## [TASK OBJECTIVE]
List each line holding the string "различные".

[Records]

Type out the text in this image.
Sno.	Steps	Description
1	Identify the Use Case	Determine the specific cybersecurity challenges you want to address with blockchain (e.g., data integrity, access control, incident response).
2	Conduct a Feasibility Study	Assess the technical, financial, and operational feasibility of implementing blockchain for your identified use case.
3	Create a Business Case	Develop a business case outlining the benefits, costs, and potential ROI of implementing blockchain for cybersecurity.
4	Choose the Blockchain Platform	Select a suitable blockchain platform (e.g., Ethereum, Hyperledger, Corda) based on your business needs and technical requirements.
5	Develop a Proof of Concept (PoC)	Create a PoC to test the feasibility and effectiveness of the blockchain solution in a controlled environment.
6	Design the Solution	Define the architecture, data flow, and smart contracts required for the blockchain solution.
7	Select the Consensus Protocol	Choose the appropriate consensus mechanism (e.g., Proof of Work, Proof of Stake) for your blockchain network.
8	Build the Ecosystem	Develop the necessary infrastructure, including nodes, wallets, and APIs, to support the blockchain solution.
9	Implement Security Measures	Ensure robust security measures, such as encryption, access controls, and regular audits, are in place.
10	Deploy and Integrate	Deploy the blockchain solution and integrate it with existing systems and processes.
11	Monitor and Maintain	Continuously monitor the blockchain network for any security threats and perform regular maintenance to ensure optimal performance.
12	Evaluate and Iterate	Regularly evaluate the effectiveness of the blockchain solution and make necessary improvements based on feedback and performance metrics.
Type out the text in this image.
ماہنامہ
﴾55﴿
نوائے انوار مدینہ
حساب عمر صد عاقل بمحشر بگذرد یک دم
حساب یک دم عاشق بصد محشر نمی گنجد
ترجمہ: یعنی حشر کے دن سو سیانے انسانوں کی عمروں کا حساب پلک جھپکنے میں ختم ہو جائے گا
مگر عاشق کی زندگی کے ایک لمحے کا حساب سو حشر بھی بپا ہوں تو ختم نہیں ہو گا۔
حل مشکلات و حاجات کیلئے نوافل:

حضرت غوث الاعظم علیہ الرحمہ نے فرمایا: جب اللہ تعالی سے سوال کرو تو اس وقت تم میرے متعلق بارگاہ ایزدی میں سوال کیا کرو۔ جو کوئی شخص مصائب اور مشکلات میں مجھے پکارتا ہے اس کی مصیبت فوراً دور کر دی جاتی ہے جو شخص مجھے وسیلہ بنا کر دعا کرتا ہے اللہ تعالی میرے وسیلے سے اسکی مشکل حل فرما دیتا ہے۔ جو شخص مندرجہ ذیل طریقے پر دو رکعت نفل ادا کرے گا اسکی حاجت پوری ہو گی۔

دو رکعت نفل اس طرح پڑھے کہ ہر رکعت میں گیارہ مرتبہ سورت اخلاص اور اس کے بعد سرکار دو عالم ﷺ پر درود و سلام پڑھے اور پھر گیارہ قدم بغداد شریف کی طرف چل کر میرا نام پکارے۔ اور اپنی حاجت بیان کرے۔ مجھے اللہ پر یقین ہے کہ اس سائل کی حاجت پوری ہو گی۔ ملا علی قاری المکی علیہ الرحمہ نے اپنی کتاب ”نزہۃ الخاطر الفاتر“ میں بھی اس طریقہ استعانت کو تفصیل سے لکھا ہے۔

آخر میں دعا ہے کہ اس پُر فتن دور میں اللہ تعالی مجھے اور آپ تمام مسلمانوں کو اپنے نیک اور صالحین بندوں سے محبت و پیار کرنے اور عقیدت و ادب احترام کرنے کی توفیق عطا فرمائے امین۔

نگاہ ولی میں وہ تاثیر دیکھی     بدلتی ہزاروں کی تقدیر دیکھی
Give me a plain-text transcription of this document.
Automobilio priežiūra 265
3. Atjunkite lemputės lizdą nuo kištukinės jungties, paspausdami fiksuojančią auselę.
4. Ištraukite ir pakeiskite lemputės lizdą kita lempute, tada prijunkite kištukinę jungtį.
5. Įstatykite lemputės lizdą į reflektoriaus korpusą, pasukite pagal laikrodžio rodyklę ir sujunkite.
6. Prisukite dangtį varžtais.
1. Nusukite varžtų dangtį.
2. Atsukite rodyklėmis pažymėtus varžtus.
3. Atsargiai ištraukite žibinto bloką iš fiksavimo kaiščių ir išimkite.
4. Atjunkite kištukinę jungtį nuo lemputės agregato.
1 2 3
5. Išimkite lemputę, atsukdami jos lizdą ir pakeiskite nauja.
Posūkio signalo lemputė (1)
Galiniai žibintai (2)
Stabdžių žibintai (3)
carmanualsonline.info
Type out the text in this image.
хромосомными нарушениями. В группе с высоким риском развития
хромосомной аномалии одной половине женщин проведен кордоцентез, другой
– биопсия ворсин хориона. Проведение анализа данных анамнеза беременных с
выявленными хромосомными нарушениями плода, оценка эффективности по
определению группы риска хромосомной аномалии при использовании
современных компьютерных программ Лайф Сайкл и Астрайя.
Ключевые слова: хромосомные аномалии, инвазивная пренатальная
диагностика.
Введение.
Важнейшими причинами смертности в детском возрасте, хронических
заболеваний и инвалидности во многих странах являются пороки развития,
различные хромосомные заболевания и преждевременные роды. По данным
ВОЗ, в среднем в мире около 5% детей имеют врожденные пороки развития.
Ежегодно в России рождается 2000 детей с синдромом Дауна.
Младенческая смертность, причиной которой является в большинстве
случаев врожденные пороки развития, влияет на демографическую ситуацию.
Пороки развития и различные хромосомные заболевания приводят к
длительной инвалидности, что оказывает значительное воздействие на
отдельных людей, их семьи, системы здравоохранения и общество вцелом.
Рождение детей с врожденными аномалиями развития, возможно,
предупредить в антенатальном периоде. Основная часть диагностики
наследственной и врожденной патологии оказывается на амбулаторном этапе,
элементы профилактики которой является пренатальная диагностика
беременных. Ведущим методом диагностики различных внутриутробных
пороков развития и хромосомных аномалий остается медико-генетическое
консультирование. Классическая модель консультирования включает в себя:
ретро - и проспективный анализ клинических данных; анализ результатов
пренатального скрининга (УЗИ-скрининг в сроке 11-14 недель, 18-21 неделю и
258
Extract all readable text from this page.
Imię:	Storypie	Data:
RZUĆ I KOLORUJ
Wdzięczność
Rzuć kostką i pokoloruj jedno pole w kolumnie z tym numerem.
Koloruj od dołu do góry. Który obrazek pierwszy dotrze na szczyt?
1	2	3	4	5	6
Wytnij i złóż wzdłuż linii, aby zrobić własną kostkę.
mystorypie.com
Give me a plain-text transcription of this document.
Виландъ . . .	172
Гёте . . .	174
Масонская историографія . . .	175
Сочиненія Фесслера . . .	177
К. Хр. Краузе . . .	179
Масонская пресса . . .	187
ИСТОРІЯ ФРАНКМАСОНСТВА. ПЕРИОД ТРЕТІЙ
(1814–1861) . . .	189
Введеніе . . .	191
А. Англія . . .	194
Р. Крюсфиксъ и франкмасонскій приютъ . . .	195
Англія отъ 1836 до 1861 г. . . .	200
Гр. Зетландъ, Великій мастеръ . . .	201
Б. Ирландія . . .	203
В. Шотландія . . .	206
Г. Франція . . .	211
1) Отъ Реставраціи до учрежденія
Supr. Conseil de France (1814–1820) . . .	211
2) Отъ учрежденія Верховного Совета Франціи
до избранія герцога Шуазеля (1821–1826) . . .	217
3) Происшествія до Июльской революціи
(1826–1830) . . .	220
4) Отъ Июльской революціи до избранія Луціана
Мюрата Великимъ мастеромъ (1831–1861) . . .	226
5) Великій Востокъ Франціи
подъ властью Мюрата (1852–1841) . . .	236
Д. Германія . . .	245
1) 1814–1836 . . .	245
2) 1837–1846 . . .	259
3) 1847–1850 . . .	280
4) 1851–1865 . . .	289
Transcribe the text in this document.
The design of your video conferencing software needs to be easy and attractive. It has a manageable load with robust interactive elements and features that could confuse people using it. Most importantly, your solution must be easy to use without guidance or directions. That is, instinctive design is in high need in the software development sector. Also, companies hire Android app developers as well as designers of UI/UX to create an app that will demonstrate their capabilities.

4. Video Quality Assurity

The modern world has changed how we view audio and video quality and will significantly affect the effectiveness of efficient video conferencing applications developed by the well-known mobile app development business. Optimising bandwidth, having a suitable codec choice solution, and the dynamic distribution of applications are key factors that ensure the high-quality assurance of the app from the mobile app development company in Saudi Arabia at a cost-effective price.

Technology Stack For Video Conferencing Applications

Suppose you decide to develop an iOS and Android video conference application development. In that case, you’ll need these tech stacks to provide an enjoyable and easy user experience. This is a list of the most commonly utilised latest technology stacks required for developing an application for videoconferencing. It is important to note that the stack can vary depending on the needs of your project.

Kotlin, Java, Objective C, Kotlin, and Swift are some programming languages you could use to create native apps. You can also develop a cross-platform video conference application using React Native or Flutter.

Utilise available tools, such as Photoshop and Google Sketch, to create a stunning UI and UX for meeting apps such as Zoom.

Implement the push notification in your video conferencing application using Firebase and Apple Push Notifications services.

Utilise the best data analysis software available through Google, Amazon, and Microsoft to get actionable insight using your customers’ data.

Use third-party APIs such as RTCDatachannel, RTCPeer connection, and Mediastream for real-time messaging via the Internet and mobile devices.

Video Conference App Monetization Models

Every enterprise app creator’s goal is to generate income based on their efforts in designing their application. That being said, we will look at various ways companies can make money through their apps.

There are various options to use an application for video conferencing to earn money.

## [TASK RESPONSE]
различные хромосомные заболевания и преждевременные роды. По данным
Пороки развития и различные хромосомные заболевания приводят к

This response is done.